__WHAT YOU NEED TO DO__:
Continue the blog post about voter-verified paper ballots and HR 811 from its last sentence.

__EXCERPTED TEXT__:

○ ○ ○ ○

I’ve been helping to organize a regional security conference, the second annual Rochester Security Summit, scheduled for October 3 and 4. Good presenters, both business and technical tracks. Some seats are still open, register now!

Vote but Verify

Local Rochester-area political blogger Thomas Belknap recently railed about HR 811, interpreting its requirement of a voter-verified durable paper ballot as a small-minded banning of an attractive future of modern networked reliable electronic voting machines. I could not resist posting my disagreement into the comments on his blog, and perhaps I am going to convince him, as he edited out my most provocative snide political shots and left in some of my more reasoned comments.

As a security person, I must point out that if machines do not produce a reliable auditable record, then all you have is a fait accompli fraud-blessing device. That’s the short version of the security argument.

○ ○ ○ ○

__PROVIDED DATA__:

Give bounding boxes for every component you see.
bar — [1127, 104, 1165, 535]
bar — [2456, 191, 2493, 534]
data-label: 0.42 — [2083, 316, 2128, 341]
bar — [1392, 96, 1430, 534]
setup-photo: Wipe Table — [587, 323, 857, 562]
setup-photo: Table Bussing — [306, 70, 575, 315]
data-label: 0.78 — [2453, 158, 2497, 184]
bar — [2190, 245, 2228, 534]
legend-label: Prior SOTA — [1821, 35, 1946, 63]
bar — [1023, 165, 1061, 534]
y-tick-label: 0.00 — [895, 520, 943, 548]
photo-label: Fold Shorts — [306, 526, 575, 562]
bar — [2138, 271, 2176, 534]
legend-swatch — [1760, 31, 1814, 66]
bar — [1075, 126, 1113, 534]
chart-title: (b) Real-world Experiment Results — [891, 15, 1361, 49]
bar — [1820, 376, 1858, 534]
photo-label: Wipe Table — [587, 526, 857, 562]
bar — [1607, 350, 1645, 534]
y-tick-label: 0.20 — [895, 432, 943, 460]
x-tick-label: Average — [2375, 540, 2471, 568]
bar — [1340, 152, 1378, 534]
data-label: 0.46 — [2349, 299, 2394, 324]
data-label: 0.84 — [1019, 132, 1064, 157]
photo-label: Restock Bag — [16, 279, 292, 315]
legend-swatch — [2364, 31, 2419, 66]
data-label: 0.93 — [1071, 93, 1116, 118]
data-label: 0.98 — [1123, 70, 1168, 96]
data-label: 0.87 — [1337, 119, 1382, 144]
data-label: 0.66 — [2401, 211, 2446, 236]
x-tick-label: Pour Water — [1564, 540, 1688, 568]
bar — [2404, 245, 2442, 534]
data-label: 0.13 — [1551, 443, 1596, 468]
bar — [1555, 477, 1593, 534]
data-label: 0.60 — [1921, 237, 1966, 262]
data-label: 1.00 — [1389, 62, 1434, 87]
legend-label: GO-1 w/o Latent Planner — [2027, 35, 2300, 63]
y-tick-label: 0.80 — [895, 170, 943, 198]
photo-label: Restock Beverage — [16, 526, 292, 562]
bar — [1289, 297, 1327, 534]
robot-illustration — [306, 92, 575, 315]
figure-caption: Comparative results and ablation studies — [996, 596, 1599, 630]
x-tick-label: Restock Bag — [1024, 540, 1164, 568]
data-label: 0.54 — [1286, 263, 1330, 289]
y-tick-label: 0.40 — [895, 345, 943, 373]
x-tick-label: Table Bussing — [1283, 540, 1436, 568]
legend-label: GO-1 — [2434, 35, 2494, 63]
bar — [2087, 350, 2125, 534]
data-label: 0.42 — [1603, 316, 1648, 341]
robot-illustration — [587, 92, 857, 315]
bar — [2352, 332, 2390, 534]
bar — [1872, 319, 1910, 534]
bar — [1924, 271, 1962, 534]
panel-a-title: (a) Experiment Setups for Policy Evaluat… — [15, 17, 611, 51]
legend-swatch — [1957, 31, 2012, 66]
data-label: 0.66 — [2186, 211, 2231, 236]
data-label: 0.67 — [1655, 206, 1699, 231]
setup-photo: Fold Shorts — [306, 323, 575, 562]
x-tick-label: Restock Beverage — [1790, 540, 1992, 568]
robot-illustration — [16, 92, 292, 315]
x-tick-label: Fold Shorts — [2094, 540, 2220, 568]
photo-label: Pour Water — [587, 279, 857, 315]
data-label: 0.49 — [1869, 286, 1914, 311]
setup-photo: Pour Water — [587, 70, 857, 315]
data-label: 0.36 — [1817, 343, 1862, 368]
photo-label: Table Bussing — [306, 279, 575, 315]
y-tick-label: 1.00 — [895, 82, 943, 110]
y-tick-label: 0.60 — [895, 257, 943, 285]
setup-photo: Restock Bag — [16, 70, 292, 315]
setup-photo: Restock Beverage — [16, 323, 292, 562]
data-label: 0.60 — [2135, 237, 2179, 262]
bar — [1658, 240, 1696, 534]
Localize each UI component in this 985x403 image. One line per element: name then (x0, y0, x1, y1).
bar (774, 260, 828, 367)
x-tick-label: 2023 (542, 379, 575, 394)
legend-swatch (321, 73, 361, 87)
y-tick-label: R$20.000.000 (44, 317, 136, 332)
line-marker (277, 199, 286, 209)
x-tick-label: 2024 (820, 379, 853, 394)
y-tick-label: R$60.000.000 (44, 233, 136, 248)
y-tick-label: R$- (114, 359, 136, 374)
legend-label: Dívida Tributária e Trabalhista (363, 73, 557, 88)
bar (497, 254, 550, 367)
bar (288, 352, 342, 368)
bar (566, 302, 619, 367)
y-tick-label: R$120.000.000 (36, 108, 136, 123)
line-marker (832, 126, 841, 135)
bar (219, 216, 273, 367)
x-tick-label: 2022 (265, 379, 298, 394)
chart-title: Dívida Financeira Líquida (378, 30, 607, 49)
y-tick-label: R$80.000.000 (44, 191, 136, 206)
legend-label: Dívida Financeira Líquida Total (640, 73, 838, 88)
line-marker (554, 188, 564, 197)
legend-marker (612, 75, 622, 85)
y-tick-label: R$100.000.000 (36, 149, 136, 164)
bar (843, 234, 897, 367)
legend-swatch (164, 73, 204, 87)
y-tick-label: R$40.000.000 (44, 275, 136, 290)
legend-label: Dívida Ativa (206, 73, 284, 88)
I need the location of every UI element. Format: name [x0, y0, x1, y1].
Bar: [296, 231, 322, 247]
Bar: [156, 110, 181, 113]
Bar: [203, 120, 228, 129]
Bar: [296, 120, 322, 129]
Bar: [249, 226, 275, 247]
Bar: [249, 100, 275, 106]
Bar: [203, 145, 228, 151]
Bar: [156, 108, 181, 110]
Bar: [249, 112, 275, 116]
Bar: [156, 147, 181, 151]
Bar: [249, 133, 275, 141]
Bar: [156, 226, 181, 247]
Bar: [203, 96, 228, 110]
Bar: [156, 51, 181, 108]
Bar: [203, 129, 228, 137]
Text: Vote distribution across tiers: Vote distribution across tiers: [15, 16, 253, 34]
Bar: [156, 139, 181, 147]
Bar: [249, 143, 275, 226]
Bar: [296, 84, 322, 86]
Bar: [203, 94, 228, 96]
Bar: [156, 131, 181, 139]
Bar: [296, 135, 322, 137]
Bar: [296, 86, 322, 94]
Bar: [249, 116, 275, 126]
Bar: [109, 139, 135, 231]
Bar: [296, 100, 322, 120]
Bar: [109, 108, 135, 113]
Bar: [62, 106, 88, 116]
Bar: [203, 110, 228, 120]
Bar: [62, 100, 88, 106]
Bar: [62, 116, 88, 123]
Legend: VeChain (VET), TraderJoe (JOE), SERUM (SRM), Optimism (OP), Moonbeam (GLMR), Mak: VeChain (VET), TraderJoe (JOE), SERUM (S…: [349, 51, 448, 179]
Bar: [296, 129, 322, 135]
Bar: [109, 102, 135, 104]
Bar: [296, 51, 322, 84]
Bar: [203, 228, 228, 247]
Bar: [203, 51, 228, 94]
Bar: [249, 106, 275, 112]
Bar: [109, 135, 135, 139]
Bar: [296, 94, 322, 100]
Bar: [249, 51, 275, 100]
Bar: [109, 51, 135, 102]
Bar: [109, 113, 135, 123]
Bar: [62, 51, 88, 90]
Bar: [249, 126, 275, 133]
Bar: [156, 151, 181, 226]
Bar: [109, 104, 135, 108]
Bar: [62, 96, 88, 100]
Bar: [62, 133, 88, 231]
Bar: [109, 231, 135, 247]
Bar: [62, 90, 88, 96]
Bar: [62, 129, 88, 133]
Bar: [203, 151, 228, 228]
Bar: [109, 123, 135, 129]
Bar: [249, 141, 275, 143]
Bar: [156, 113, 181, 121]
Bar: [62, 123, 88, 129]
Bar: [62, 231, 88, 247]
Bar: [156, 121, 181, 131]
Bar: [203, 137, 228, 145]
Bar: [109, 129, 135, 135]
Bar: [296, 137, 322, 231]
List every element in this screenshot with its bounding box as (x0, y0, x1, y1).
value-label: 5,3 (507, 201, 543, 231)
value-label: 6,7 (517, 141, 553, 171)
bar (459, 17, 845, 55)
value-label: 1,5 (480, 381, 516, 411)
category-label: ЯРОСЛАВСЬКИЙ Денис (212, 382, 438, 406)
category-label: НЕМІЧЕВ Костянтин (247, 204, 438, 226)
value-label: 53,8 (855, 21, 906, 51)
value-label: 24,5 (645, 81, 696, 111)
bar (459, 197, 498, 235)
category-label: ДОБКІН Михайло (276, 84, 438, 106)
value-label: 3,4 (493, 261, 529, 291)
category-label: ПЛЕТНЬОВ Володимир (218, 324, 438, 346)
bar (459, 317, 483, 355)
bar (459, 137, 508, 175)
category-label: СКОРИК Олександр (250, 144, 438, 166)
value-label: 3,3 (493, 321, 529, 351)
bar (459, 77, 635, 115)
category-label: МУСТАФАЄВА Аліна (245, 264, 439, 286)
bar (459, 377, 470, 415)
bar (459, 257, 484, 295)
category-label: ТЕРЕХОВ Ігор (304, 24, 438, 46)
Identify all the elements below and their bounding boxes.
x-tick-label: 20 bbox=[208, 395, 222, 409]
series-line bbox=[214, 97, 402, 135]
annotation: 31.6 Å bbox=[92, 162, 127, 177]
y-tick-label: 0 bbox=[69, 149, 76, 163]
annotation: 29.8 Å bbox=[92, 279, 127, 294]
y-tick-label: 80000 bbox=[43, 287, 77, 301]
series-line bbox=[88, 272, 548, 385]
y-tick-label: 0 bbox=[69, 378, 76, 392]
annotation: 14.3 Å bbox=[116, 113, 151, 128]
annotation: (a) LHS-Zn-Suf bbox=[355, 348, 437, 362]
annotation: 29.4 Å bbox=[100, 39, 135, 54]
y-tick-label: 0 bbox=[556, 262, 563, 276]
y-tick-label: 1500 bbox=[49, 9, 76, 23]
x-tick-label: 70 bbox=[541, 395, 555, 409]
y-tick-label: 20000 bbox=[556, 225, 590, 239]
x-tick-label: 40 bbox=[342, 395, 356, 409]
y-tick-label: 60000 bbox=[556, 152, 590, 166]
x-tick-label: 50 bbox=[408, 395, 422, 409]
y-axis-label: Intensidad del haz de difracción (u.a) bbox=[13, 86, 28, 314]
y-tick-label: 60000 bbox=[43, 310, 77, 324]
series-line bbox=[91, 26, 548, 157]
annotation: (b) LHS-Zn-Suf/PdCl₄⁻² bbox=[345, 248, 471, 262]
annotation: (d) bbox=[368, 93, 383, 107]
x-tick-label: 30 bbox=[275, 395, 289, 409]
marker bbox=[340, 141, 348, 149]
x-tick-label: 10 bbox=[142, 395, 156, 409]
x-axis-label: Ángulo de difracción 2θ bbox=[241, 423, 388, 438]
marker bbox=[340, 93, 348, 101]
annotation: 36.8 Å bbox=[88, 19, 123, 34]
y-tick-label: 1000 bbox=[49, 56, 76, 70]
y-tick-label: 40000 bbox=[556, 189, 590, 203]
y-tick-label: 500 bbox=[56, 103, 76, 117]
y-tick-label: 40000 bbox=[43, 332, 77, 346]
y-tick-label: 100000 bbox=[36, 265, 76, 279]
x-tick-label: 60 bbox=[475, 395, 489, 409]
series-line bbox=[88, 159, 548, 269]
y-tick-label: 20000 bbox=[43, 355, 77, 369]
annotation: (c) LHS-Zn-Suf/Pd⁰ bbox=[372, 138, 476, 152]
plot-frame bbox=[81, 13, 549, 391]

○ ○ ○ ○

__EXERCISE RESULT__:
I’m willing to go along with NIST that, as of today, all-electronic systems are an important research topic, not a settled present alternative:

The approach to software-independence used in op scan is based on voter-verified paper records, but some all-electronic paperless approaches have been proposed. It is a research topic currently as to whether software independence may be able to be accomplished via systems that would produce an all-electronic voter-verified, independent audit trail (known as software IV systems).

A durable paper ballot requirement is not a retrograde goof, nor a rejection of e-voting. It’s a reflection of current reality, that all-electronic e-voting implementations are asking for trouble. Codifying an allowance for all-electronic systems today would just open the door to arguments about what’s good enough cryptographically, arguments that will be settled by folks even less competent than our representatives. Codifying the well-understood voter-verified paper audit trail as a requirement puts an immediate crimp in the shopping spree for fancy-looking machines that are rotten inside – a shopping spree that will continue if this law isn’t passed, creating an ever-larger lump of sunk investment in pretty bad technology.

A paper audit trail today isn’t a rejection of e-voting, it is progress toward a more robust implementation that in the future will, no doubt, also include other alternative durable auditable records.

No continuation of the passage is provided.